- **Tarea por realizar**: Convierte en una lista JSON de cadenas las líneas que van desde la primera hasta la que contiene "131, 2018, 175]", ambas incluidas, con una cadena por línea y sin las líneas en blanco.
---
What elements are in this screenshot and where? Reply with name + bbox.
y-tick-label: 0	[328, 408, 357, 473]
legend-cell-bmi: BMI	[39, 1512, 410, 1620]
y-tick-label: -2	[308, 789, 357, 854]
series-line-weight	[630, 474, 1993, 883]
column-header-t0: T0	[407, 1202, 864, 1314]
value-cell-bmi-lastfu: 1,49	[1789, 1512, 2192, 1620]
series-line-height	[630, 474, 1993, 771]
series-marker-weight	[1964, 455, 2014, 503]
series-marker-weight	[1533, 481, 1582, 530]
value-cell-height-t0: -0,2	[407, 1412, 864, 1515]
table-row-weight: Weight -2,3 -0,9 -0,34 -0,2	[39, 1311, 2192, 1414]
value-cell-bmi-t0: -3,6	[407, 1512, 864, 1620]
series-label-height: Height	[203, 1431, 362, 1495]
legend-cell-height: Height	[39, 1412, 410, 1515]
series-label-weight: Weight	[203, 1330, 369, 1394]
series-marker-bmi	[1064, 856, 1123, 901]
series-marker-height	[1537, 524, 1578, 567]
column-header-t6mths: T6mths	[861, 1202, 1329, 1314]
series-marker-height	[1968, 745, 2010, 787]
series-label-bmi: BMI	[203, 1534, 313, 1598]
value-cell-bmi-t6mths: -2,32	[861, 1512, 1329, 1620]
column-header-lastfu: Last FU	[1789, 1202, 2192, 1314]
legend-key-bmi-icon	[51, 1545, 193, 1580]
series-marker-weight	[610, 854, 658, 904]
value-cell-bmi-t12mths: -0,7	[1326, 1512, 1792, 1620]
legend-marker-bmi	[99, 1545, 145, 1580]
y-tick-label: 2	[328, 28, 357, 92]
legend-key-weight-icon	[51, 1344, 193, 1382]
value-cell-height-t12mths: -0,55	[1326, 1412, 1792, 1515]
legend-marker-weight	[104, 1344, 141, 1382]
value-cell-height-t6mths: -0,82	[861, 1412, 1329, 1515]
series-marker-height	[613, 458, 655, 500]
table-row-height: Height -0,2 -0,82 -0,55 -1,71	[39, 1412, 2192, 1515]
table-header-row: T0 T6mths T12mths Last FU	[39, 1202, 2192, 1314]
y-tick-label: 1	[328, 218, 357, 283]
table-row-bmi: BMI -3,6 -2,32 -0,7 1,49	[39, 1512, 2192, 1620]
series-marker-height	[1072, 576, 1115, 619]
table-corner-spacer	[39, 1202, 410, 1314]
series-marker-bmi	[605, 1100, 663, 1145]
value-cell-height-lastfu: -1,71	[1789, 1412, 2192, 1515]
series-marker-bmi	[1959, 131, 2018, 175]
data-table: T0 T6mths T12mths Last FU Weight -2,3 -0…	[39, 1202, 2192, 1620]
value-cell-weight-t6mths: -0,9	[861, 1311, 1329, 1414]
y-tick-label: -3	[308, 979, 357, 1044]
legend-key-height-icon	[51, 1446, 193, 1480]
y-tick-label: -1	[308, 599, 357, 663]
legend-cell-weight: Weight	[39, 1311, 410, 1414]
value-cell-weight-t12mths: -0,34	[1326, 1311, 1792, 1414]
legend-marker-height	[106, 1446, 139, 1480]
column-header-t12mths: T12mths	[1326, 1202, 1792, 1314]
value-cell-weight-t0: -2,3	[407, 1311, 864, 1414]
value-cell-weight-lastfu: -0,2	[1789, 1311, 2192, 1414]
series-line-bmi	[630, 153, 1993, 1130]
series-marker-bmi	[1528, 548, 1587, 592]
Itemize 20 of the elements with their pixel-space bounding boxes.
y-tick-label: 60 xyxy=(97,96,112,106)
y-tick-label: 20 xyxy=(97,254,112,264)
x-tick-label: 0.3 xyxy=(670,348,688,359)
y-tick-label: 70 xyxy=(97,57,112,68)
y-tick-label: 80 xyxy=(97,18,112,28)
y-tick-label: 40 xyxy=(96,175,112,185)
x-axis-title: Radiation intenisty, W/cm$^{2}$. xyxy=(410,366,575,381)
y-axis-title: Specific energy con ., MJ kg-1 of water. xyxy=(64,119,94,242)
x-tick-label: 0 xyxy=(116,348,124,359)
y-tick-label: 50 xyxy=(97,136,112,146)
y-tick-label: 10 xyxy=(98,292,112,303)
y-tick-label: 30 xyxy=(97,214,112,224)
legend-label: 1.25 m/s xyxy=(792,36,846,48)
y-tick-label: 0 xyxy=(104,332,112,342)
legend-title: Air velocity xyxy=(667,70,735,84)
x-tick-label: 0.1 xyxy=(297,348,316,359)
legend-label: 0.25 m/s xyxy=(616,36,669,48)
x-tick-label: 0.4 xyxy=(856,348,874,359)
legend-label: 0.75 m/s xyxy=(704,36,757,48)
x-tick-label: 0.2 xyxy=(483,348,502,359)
---
- **Solución**:
[
  "What elements are in this screenshot and where? Reply with name + bbox.",
  "y-tick-label: 0\t[328, 408, 357, 473]",
  "legend-cell-bmi: BMI\t[39, 1512, 410, 1620]",
  "y-tick-label: -2\t[308, 789, 357, 854]",
  "series-line-weight\t[630, 474, 1993, 883]",
  "column-header-t0: T0\t[407, 1202, 864, 1314]",
  "value-cell-bmi-lastfu: 1,49\t[1789, 1512, 2192, 1620]",
  "series-line-height\t[630, 474, 1993, 771]",
  "series-marker-weight\t[1964, 455, 2014, 503]",
  "series-marker-weight\t[1533, 481, 1582, 530]",
  "value-cell-height-t0: -0,2\t[407, 1412, 864, 1515]",
  "table-row-weight: Weight -2,3 -0,9 -0,34 -0,2\t[39, 1311, 2192, 1414]",
  "value-cell-bmi-t0: -3,6\t[407, 1512, 864, 1620]",
  "series-label-height: Height\t[203, 1431, 362, 1495]",
  "legend-cell-height: Height\t[39, 1412, 410, 1515]",
  "series-label-weight: Weight\t[203, 1330, 369, 1394]",
  "series-marker-bmi\t[1064, 856, 1123, 901]",
  "series-marker-height\t[1537, 524, 1578, 567]",
  "column-header-t6mths: T6mths\t[861, 1202, 1329, 1314]",
  "series-marker-height\t[1968, 745, 2010, 787]",
  "series-label-bmi: BMI\t[203, 1534, 313, 1598]",
  "value-cell-bmi-t6mths: -2,32\t[861, 1512, 1329, 1620]",
  "column-header-lastfu: Last FU\t[1789, 1202, 2192, 1314]",
  "legend-key-bmi-icon\t[51, 1545, 193, 1580]",
  "series-marker-weight\t[610, 854, 658, 904]",
  "value-cell-bmi-t12mths: -0,7\t[1326, 1512, 1792, 1620]",
  "legend-marker-bmi\t[99, 1545, 145, 1580]",
  "y-tick-label: 2\t[328, 28, 357, 92]",
  "legend-key-weight-icon\t[51, 1344, 193, 1382]",
  "value-cell-height-t12mths: -0,55\t[1326, 1412, 1792, 1515]",
  "legend-marker-weight\t[104, 1344, 141, 1382]",
  "value-cell-height-t6mths: -0,82\t[861, 1412, 1329, 1515]",
  "series-marker-height\t[613, 458, 655, 500]",
  "table-row-height: Height -0,2 -0,82 -0,55 -1,71\t[39, 1412, 2192, 1515]",
  "table-header-row: T0 T6mths T12mths Last FU\t[39, 1202, 2192, 1314]",
  "y-tick-label: 1\t[328, 218, 357, 283]",
  "table-row-bmi: BMI -3,6 -2,32 -0,7 1,49\t[39, 1512, 2192, 1620]",
  "series-marker-height\t[1072, 576, 1115, 619]",
  "table-corner-spacer\t[39, 1202, 410, 1314]",
  "series-marker-bmi\t[605, 1100, 663, 1145]",
  "value-cell-height-lastfu: -1,71\t[1789, 1412, 2192, 1515]",
  "series-marker-bmi\t[1959, 131, 2018, 175]"
]